[Recorded data]
— BEGIN —

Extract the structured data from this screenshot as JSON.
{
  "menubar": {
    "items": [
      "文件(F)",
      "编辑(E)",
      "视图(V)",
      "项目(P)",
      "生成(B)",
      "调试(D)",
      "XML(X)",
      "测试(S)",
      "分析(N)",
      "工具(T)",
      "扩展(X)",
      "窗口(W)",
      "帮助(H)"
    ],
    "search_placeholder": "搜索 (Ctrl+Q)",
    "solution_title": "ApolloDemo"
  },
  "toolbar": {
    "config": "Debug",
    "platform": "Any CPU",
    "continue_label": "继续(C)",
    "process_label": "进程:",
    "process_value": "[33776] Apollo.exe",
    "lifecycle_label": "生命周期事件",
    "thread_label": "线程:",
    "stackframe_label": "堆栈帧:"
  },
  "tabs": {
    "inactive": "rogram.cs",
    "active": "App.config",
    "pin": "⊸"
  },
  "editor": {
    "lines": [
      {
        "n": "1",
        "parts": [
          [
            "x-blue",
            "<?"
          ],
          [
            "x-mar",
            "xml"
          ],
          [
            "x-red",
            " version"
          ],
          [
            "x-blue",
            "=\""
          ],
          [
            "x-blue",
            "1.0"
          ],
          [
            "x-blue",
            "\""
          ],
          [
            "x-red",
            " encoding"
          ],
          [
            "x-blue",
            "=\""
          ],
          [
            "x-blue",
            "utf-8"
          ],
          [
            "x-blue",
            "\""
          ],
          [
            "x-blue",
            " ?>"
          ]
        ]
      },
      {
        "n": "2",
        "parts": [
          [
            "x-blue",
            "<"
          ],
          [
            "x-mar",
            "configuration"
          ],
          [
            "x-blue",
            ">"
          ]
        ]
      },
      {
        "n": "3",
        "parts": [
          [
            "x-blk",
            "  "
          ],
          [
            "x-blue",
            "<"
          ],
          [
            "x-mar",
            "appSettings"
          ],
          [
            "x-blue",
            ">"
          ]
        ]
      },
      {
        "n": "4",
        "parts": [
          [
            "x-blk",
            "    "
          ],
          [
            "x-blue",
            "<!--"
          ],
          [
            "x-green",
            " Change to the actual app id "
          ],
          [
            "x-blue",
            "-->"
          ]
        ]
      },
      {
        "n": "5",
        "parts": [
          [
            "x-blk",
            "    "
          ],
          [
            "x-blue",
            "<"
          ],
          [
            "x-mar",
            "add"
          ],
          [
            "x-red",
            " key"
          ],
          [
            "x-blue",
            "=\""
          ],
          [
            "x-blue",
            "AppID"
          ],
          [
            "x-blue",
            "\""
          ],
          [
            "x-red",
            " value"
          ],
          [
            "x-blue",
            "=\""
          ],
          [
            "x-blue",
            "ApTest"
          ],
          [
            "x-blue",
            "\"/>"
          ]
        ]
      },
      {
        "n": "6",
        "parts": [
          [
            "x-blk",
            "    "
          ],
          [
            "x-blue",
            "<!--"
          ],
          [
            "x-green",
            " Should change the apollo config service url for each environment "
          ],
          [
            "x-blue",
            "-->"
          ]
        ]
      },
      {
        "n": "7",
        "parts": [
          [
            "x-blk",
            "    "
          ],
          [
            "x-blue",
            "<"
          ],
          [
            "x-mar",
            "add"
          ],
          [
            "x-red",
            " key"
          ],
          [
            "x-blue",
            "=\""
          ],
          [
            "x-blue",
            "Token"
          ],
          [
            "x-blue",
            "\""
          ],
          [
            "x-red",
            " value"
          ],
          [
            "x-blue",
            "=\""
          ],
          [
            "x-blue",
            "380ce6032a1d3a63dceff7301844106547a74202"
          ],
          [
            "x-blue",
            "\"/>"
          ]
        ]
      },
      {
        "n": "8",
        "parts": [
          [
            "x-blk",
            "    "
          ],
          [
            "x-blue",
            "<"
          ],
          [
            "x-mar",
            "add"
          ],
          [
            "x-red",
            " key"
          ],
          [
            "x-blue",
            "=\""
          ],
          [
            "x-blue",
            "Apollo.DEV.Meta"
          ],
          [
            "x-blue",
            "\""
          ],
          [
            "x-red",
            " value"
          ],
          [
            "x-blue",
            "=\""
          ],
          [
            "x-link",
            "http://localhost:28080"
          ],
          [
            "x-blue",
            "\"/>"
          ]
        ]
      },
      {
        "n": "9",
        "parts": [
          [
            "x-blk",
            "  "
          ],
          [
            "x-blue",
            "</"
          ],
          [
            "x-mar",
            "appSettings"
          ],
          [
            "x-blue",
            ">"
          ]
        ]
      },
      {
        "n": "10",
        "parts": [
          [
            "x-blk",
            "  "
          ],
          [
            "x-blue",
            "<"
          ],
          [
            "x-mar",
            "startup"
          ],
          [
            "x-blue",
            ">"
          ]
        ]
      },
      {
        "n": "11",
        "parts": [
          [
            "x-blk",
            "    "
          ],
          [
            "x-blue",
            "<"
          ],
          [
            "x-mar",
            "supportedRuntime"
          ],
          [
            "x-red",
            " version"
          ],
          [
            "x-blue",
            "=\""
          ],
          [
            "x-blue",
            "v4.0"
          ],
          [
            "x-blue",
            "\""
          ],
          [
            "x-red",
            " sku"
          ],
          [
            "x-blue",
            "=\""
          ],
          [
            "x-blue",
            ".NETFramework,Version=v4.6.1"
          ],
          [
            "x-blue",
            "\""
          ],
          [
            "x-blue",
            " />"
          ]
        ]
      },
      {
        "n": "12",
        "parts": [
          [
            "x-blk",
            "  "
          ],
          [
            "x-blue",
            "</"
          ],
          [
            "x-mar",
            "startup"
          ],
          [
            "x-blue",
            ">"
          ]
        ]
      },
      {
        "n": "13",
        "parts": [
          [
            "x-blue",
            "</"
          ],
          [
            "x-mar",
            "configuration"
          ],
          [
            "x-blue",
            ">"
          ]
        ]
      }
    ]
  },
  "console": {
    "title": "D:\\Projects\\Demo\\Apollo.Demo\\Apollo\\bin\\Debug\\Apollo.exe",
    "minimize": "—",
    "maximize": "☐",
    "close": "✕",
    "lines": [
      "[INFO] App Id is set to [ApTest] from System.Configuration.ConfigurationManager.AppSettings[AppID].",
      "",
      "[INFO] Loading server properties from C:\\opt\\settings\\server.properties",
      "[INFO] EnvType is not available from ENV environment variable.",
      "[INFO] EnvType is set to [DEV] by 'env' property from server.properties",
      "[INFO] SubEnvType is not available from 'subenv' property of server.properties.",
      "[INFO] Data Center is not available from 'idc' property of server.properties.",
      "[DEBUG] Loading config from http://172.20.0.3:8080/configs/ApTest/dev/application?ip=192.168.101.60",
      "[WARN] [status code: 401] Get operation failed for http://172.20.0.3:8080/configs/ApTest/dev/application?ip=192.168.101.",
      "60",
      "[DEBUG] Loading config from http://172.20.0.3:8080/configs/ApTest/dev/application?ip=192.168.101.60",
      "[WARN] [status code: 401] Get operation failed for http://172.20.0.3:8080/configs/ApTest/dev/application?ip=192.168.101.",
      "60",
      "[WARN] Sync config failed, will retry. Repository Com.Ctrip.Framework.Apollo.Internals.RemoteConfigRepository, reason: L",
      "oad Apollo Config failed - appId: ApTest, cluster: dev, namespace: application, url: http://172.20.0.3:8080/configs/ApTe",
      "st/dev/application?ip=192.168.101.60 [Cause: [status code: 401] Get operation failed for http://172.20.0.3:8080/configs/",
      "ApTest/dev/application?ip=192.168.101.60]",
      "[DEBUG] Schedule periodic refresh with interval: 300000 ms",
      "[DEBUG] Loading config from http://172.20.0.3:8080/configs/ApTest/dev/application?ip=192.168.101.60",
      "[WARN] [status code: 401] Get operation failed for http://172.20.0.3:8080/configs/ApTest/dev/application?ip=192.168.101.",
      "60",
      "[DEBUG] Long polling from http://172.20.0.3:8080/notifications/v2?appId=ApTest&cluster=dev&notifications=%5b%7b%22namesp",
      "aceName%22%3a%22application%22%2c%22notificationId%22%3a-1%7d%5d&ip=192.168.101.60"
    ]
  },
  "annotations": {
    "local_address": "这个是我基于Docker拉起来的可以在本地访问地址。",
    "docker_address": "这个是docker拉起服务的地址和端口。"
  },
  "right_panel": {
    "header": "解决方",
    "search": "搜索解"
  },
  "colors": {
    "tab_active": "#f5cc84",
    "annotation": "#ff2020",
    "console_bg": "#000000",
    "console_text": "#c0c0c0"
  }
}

— END —

▸ The exercise:
Report how many lines of the records above contain the word "environment", and give only that number.

▸ Solution below:
2